Select from the records below every line that has the word "учреждений" in it.

Start Raw data

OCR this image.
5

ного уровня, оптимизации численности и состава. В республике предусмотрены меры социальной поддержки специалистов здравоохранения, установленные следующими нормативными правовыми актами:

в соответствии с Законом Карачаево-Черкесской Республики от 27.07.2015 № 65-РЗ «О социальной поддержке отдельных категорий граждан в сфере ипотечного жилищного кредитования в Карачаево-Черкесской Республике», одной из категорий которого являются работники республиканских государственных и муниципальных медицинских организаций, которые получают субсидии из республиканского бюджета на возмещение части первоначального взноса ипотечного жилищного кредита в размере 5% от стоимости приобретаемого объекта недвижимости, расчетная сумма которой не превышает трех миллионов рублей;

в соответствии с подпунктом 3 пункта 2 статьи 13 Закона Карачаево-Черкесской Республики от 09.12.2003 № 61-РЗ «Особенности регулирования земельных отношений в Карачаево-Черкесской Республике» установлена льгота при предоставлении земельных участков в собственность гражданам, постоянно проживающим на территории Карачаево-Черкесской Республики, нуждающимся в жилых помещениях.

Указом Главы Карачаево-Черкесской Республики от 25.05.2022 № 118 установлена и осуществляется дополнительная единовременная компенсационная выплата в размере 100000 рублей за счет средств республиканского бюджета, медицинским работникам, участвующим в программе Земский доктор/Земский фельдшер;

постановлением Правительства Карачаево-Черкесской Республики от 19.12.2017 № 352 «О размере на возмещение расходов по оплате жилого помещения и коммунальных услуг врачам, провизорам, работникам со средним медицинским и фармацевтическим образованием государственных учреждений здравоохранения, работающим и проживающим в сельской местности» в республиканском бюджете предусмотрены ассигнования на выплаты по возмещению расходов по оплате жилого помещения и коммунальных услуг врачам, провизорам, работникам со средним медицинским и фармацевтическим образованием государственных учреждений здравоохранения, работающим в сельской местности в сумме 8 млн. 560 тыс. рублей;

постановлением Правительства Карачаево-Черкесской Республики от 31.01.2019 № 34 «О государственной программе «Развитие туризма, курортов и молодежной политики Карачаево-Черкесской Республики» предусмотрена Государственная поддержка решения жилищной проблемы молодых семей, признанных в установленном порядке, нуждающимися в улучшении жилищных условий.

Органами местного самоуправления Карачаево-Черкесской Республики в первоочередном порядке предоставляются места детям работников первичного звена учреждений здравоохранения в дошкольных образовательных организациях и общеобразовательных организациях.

End Raw data
Start Raw data

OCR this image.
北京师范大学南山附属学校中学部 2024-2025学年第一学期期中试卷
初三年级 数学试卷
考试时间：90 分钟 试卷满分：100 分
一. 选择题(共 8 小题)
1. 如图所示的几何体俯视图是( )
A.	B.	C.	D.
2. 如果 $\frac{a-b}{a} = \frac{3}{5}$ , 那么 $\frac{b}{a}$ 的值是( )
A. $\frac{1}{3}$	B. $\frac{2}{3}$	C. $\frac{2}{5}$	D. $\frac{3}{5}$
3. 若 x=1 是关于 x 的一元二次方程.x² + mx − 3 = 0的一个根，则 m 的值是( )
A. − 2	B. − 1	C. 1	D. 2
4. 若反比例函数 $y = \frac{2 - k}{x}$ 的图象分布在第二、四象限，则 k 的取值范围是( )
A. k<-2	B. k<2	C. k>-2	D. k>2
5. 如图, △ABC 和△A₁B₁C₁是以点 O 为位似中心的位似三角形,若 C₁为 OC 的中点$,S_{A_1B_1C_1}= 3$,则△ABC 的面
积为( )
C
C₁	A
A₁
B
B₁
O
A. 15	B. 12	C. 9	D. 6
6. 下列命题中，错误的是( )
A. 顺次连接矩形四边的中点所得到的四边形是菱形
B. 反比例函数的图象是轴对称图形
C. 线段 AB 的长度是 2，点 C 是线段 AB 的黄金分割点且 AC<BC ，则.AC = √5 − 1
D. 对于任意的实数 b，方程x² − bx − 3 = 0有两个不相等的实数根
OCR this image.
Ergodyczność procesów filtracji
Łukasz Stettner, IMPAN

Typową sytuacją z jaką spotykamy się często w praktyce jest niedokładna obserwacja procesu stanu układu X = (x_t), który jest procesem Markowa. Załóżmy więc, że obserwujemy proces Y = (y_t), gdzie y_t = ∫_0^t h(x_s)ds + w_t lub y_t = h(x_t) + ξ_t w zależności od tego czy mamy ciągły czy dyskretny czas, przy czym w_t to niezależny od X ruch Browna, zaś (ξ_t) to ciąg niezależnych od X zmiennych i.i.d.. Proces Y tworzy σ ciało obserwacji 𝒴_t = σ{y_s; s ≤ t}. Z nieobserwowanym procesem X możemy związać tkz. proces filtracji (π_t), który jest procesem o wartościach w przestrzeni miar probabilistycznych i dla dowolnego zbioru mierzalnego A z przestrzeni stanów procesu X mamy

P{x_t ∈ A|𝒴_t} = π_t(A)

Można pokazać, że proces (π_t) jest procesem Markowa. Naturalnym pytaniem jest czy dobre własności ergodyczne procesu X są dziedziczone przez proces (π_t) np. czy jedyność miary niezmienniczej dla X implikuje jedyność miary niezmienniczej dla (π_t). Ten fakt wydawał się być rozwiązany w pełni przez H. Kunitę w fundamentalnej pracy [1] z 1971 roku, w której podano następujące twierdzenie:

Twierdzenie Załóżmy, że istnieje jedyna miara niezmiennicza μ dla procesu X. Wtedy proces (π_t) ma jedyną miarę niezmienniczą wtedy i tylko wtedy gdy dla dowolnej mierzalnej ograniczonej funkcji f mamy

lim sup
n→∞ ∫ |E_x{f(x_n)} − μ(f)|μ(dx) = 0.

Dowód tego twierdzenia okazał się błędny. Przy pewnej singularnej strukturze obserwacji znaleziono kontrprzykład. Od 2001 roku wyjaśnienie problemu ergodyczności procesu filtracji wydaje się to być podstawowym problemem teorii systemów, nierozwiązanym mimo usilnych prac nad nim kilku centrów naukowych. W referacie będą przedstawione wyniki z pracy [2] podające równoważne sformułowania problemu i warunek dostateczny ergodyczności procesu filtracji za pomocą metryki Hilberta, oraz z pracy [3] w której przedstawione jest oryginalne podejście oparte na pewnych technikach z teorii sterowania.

End Raw data

§ Reply
постановлением Правительства Карачаево-Черкесской Республики от 19.12.2017 № 352 «О размере на возмещение расходов по оплате жилого помещения и коммунальных услуг врачам, провизорам, работникам со средним медицинским и фармацевтическим образованием государственных учреждений здравоохранения, работающим и проживающим в сельской местности» в республиканском бюджете предусмотрены ассигнования на выплаты по возмещению расходов по оплате жилого помещения и коммунальных услуг врачам, провизорам, работникам со средним медицинским и фармацевтическим образованием государственных учреждений здравоохранения, работающим в сельской местности в сумме 8 млн. 560 тыс. рублей;
Органами местного самоуправления Карачаево-Черкесской Республики в первоочередном порядке предоставляются места детям работников первичного звена учреждений здравоохранения в дошкольных образовательных организациях и общеобразовательных организациях.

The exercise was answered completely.